Excerpted text Block Start

Figure 5.

Carbonyl stress and cellular senescence in RPTECs. A: Phase-contrast light micrographs with SABG staining of RPTECs at passage 3 with or without etoposide exposure and at passage 10 show senescence of cells at passage 3 with etoposide exposure and at passage 10. Glutaraldehyde fixation was done before staining. SABG staining was performed by incubation for 5 hours without CO₂. Original magnification = ×100. Scale bars: 100 μm. Blue staining indicates positive cells. B: Quantitative analysis of SABG-positive cells per total cells in each field. Most RPTECs were senescent at passage 10 or with etoposide exposure. *P < 0.01 versus day 0 at passage 3. C: Transcript levels of p53, p21^WAF1/CIP1, and p16^INK4A of RPTECs at passage 3 with or without etoposide exposure and at passage 10 determined by real-time quantitative RT-PCR. All showed significant elevation compared with cells at passage 3 without etoposide exposure. Values of those at passage 3 were set as 1. *P < 0.01; **P < 0.05 versus each at passage 3; ^†P < 0.05 versus p21^WAF1/CIP1 at passage 10. D: Protein immunoblot of p53 of whole lysate of RPTECs at passage 3 with or without etoposide exposure and at passage 10 confirmed the results of real-time quantitative PCR analysis. Cells were lysed in urea buffer under reducing conditions. Actin served as a control. E: Densitometric quantification of p53 immunoblot of RPTECs at early passage (P3) with or without etoposide exposure and at late passage (P10). The level of cells at early passage without etoposide exposure was set as 1. *P < 0.01 versus cells at passage 3 without etoposide exposure. F: Immunofluorescent micrographs for the detection of CEL showed carbonyl stress in senescent RPTECs. Only cells at passage 3 with etoposide exposure and at passage 10 exhibited a cytosolic positive signal. Cells were fixed with methanol 50%:acetone 50%. Green indicates anti-CEL (fluorescein isothiocyanate); blue stain identifies nuclei (Hoechst 33258 dye). Original magnification = ×400. Scale bars: 100 μm.

Excerpted text Block End
Extracted material Block Start

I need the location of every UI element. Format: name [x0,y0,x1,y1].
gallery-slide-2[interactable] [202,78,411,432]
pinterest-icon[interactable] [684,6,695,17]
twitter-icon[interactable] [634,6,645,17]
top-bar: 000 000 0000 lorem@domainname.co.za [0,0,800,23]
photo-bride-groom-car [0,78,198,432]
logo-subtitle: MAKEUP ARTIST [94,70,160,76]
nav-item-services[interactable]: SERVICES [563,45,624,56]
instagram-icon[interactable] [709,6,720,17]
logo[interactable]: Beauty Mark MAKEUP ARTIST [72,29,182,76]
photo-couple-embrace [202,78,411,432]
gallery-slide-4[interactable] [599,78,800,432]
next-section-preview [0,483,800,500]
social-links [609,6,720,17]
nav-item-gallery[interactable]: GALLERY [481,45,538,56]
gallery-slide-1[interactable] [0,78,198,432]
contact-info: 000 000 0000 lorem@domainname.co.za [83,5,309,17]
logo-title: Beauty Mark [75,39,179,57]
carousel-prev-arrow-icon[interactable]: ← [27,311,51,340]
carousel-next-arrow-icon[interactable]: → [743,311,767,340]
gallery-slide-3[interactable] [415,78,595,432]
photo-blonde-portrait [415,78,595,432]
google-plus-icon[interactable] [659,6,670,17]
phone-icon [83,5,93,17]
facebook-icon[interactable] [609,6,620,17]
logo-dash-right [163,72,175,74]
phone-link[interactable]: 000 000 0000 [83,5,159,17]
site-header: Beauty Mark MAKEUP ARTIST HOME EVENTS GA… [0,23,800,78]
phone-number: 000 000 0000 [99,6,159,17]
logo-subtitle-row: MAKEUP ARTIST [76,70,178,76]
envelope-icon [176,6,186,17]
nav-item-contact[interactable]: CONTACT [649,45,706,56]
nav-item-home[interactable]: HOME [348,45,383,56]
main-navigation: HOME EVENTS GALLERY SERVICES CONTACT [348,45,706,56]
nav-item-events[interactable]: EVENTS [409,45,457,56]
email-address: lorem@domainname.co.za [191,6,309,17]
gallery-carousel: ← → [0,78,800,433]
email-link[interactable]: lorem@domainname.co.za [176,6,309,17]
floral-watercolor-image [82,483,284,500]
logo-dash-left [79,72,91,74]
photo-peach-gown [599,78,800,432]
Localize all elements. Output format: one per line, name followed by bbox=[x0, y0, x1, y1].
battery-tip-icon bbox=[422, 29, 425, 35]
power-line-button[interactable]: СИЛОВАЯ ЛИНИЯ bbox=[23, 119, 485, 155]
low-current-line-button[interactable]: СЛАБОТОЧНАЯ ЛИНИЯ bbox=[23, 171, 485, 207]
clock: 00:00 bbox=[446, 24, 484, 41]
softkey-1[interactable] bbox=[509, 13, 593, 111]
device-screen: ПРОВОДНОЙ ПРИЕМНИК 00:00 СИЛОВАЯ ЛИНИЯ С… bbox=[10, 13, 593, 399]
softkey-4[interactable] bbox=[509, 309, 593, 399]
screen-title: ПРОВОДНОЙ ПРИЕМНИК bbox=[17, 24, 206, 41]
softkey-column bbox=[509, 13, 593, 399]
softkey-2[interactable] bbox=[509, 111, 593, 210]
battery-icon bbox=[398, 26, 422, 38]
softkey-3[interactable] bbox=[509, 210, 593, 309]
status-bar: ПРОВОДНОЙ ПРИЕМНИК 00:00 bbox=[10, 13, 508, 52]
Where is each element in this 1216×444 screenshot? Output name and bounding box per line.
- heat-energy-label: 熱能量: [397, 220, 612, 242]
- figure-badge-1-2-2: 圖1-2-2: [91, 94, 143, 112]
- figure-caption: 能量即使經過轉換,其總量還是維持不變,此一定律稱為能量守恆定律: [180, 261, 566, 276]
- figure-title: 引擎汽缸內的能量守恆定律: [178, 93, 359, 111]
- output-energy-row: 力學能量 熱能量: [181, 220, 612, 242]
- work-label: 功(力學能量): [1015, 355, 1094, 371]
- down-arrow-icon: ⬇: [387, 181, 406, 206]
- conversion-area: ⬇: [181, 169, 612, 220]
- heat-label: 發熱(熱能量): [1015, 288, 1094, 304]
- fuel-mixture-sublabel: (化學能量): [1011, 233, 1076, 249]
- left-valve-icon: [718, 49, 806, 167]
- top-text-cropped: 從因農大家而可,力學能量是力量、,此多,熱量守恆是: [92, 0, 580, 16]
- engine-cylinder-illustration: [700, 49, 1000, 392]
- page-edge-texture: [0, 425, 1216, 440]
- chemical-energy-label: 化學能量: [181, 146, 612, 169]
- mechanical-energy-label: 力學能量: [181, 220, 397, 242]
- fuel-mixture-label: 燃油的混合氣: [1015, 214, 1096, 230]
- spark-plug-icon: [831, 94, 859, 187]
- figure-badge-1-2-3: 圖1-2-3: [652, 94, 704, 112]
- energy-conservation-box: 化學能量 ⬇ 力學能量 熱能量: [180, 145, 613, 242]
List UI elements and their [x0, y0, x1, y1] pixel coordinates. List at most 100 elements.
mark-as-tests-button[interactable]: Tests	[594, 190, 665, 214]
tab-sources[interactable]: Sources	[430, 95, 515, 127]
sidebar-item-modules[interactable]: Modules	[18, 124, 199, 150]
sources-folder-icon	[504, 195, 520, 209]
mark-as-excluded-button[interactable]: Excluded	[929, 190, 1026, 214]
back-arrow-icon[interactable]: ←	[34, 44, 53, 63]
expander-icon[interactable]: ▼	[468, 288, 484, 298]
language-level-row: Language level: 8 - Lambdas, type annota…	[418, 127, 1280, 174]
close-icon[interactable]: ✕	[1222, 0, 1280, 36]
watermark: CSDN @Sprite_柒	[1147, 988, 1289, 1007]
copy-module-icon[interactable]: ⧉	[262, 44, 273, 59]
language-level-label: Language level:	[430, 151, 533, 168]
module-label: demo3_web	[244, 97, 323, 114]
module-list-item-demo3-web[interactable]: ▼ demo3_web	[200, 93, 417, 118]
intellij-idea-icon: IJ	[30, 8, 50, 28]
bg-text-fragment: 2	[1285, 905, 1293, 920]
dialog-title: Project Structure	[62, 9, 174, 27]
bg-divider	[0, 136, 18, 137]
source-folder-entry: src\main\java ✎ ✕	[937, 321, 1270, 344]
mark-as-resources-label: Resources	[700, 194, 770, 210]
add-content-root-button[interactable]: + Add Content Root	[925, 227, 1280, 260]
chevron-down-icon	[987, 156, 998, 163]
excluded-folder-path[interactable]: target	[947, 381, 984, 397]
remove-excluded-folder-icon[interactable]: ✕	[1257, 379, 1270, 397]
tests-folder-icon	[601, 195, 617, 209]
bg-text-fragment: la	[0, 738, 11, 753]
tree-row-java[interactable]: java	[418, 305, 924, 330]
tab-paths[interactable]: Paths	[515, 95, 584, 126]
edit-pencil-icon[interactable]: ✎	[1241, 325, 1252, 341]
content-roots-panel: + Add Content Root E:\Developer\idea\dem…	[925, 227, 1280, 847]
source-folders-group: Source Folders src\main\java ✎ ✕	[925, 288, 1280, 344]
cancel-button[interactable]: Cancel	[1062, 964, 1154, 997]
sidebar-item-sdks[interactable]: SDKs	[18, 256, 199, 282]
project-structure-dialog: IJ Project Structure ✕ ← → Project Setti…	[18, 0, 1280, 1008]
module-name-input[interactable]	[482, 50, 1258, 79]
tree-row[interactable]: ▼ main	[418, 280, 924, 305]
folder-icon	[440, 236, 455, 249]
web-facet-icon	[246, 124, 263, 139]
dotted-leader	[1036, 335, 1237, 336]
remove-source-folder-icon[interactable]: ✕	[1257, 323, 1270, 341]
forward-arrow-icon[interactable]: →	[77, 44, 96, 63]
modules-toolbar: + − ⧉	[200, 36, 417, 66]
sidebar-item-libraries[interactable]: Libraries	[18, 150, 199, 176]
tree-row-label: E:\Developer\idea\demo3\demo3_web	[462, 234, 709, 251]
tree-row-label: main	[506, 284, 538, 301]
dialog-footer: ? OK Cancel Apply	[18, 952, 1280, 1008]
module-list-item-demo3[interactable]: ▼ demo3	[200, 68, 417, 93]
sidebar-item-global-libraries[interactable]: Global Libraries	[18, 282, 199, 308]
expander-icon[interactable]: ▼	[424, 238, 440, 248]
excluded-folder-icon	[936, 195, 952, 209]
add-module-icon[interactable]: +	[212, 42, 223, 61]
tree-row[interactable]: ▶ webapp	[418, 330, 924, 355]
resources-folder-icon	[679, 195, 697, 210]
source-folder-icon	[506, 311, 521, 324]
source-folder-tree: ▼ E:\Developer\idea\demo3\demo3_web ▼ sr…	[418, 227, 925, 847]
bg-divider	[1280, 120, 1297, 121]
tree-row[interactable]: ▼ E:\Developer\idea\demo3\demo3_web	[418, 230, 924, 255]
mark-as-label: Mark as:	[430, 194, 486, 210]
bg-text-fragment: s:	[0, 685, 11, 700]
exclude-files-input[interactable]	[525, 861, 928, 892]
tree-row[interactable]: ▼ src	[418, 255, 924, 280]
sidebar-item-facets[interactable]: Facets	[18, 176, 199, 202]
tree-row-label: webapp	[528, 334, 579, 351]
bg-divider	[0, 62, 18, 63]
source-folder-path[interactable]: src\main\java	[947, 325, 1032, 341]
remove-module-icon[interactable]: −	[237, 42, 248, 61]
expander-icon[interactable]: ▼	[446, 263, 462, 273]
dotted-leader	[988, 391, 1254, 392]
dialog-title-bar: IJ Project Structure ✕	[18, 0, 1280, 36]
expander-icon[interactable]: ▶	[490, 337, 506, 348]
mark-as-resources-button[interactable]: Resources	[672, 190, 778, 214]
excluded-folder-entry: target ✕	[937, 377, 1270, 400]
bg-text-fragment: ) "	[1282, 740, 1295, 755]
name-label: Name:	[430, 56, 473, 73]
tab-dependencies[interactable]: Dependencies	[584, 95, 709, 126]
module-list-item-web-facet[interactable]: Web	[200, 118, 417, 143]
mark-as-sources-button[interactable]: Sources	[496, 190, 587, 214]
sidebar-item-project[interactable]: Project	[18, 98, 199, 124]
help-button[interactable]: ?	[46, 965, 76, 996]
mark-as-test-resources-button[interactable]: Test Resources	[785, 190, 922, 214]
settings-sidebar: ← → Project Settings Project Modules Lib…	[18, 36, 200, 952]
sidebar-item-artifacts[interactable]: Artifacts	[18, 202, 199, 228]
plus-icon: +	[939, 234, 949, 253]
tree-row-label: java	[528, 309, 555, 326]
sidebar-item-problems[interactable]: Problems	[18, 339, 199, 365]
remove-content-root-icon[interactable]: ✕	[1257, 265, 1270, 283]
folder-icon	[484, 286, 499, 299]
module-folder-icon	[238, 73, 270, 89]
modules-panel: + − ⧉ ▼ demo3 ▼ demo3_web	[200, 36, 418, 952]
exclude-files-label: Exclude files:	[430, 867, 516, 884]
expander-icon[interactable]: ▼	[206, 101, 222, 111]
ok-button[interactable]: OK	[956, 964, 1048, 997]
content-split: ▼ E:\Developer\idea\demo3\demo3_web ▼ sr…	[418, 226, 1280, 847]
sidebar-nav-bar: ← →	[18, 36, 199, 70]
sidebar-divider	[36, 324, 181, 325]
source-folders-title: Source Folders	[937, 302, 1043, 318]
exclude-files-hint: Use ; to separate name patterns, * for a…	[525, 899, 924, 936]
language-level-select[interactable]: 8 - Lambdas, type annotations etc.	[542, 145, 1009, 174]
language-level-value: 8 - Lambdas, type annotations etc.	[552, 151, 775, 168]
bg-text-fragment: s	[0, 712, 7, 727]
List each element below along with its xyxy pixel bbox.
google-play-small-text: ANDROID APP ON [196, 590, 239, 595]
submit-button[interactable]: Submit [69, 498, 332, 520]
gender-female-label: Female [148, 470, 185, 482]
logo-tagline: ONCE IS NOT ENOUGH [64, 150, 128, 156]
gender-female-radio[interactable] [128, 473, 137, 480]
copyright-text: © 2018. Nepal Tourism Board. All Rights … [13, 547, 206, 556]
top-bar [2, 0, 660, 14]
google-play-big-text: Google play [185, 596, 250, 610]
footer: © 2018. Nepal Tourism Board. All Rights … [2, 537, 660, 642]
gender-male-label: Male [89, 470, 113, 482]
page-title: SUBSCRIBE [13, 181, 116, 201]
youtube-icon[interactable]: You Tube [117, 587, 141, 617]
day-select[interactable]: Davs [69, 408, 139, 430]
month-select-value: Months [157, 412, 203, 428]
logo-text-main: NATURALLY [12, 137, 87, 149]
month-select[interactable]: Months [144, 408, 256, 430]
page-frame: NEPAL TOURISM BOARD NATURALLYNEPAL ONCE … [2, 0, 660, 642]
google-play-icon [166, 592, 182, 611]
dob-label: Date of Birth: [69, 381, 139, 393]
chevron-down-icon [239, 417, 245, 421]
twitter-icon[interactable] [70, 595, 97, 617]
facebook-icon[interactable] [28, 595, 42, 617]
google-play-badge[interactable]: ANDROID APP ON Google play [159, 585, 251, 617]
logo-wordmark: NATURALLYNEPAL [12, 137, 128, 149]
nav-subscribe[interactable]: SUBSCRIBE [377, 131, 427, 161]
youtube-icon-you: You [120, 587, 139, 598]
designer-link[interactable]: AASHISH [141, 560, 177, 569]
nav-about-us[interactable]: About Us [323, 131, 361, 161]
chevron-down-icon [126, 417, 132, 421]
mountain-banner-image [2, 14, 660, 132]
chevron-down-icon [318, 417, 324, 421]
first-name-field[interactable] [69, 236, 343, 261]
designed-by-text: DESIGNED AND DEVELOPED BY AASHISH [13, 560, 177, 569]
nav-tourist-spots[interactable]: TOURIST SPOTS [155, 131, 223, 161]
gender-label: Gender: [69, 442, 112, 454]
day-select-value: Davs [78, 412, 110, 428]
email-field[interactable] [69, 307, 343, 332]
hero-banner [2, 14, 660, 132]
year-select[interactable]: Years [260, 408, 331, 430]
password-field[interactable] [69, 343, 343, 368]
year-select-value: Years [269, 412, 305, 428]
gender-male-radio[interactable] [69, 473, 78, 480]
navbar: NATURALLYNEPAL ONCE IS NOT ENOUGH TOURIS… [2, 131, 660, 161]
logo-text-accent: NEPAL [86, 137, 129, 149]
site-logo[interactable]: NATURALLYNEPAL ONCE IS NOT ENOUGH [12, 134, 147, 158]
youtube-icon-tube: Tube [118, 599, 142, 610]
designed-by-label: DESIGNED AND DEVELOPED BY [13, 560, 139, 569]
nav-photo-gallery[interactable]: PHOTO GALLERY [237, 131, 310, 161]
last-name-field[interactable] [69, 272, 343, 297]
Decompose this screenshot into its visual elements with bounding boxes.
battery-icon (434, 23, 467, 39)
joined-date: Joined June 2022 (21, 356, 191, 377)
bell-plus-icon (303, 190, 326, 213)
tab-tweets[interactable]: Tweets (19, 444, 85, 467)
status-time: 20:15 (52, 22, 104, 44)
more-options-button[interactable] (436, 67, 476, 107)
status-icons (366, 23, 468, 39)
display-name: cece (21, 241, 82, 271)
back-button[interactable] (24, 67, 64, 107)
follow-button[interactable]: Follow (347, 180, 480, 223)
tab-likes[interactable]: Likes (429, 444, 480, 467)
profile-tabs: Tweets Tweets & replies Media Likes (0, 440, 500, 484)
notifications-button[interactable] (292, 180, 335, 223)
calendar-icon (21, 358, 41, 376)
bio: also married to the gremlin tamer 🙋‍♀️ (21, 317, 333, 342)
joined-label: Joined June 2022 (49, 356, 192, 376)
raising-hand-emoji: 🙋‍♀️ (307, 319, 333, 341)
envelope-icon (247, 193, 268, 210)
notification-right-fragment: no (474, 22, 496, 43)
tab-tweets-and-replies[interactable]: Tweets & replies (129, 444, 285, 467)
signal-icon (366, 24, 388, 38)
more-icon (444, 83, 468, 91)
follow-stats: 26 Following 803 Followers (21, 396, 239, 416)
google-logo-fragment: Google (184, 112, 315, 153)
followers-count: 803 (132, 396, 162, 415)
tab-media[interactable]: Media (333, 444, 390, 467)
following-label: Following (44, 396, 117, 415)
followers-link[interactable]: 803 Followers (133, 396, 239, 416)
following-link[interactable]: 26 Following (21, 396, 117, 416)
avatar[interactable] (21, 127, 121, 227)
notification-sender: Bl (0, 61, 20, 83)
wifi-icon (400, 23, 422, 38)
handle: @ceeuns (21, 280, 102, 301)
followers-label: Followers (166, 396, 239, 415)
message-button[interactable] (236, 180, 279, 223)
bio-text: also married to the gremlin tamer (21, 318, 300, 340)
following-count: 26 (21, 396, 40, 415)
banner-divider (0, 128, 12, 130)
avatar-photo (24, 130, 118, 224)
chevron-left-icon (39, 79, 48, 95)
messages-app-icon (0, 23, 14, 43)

Extracted material Block End

* **Required work**
Name every transcript that the figure legend on carbonyl stress and senescence in RPTECs says was measured by real-time quantitative RT-PCR.

* **Exercise answer**
p53
p21^WAF1/CIP1
p16^INK4A